Task directions: Tally how many lines hold the string "Output". Your reply should be that number alone.

>> start Provided entries

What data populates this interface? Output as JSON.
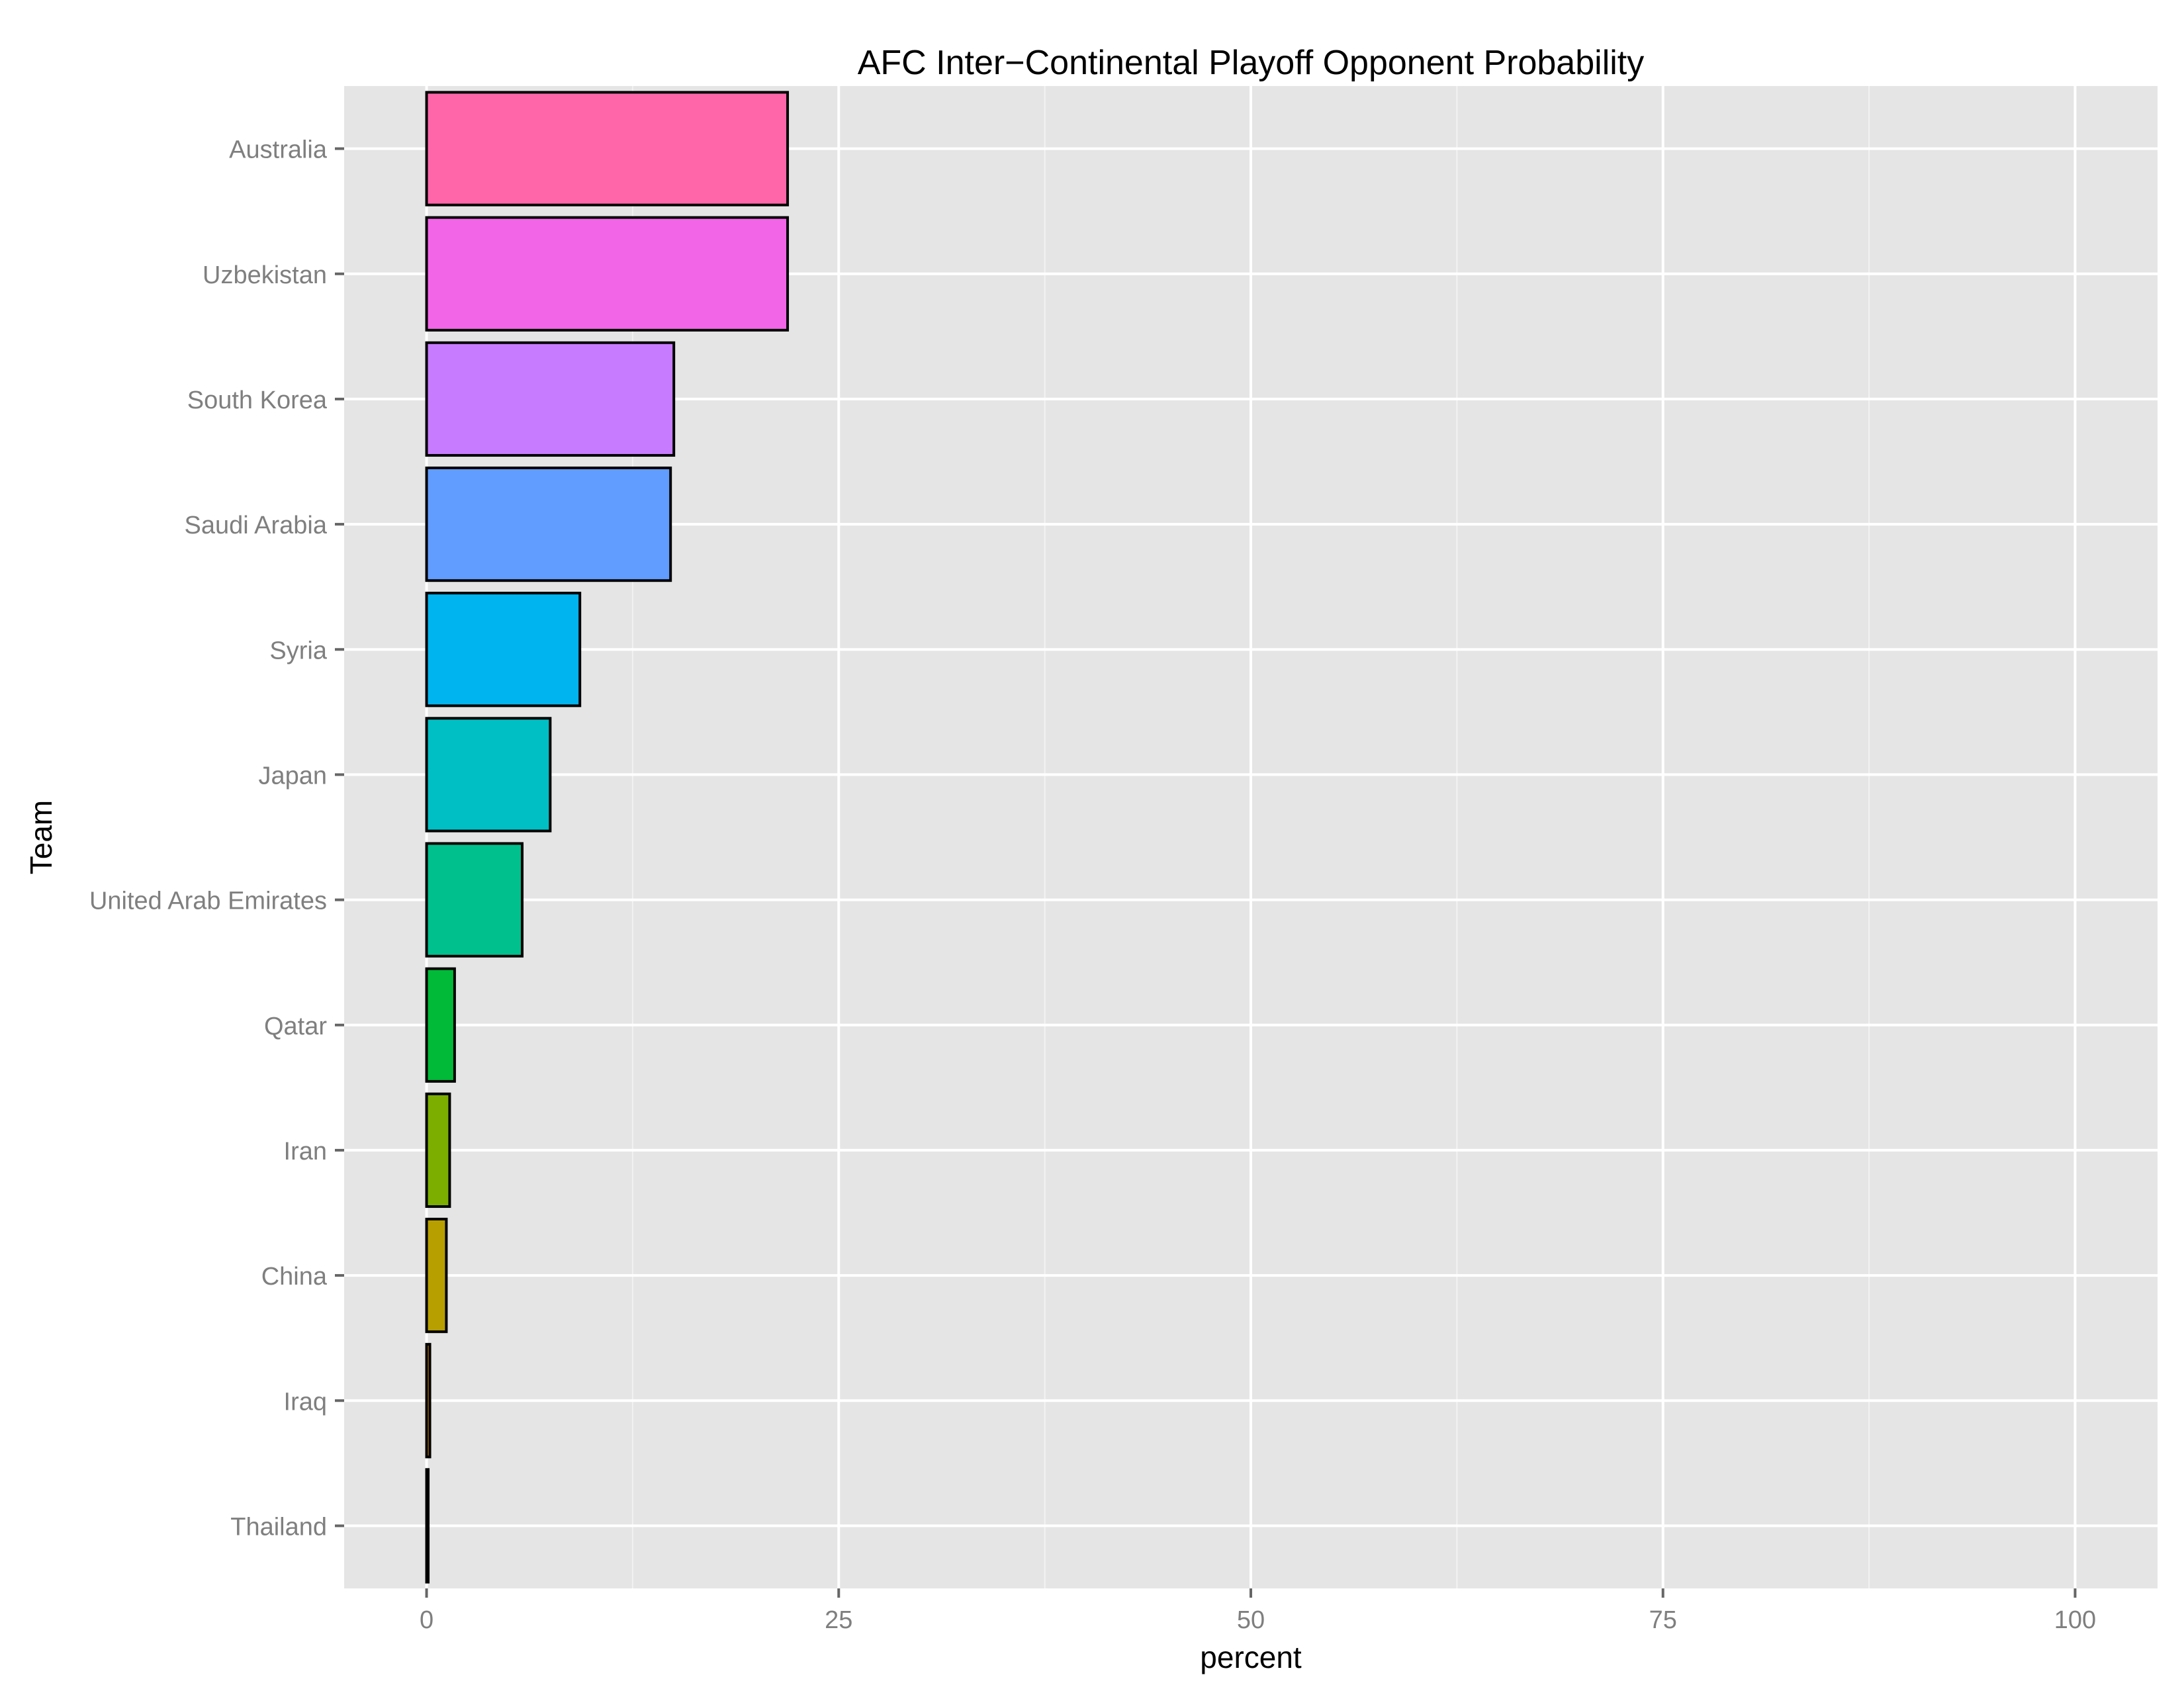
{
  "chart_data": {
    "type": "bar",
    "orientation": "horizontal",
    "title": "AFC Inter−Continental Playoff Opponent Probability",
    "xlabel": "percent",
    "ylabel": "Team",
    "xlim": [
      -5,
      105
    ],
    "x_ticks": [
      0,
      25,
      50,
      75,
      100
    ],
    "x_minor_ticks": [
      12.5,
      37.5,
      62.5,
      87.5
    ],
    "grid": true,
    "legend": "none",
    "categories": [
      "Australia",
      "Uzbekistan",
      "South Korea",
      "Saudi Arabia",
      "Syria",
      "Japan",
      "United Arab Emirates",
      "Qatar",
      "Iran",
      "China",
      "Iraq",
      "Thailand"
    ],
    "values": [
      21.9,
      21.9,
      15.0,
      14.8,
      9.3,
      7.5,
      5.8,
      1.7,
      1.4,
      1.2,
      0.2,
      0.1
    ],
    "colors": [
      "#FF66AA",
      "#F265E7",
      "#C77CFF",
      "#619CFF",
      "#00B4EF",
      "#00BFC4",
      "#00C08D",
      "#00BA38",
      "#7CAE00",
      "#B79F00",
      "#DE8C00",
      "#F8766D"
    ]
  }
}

>> end Provided entries
>> start Provided entries

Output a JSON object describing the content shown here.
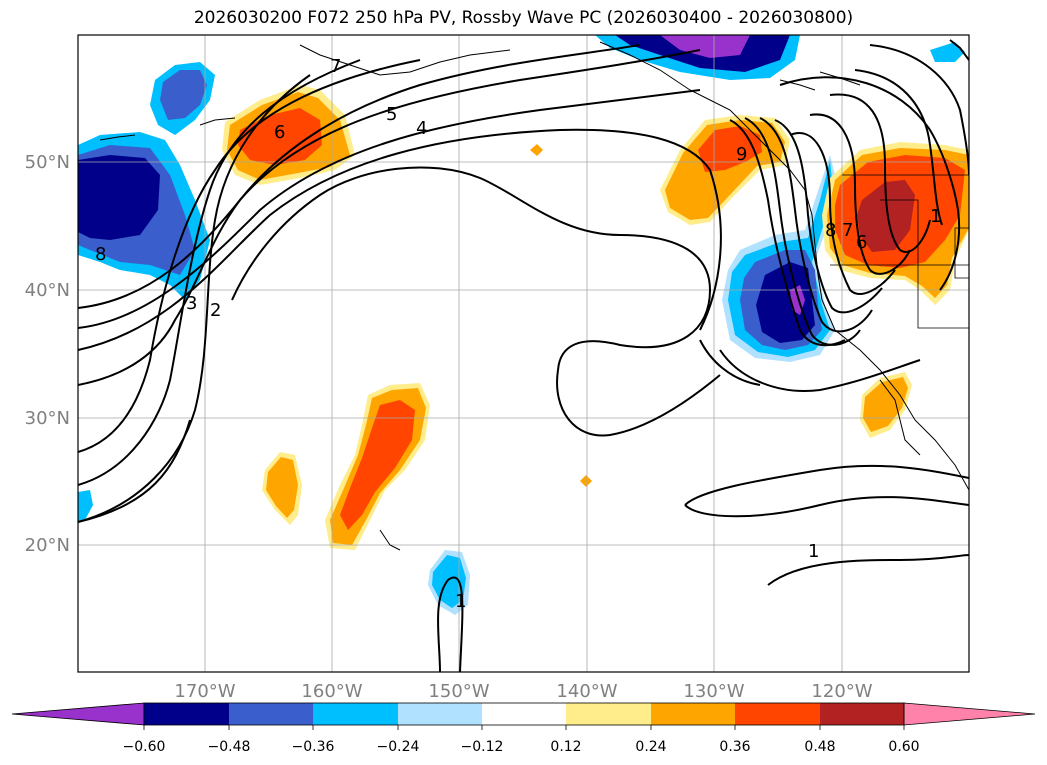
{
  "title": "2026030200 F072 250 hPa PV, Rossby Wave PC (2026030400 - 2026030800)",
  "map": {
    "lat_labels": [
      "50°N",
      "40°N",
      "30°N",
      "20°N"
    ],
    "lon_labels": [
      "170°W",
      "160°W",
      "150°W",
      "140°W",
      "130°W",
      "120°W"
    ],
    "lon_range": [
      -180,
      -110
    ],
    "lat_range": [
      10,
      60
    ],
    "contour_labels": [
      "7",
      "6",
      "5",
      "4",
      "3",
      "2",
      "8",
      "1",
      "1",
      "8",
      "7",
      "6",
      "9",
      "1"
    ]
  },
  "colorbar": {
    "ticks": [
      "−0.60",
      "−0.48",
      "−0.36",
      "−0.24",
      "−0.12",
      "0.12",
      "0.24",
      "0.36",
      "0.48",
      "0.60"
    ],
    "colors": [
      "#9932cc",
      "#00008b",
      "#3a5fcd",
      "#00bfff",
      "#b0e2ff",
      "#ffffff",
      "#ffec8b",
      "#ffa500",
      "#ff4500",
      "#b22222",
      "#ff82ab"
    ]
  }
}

>> end Provided entries

Solution to the exercise: 2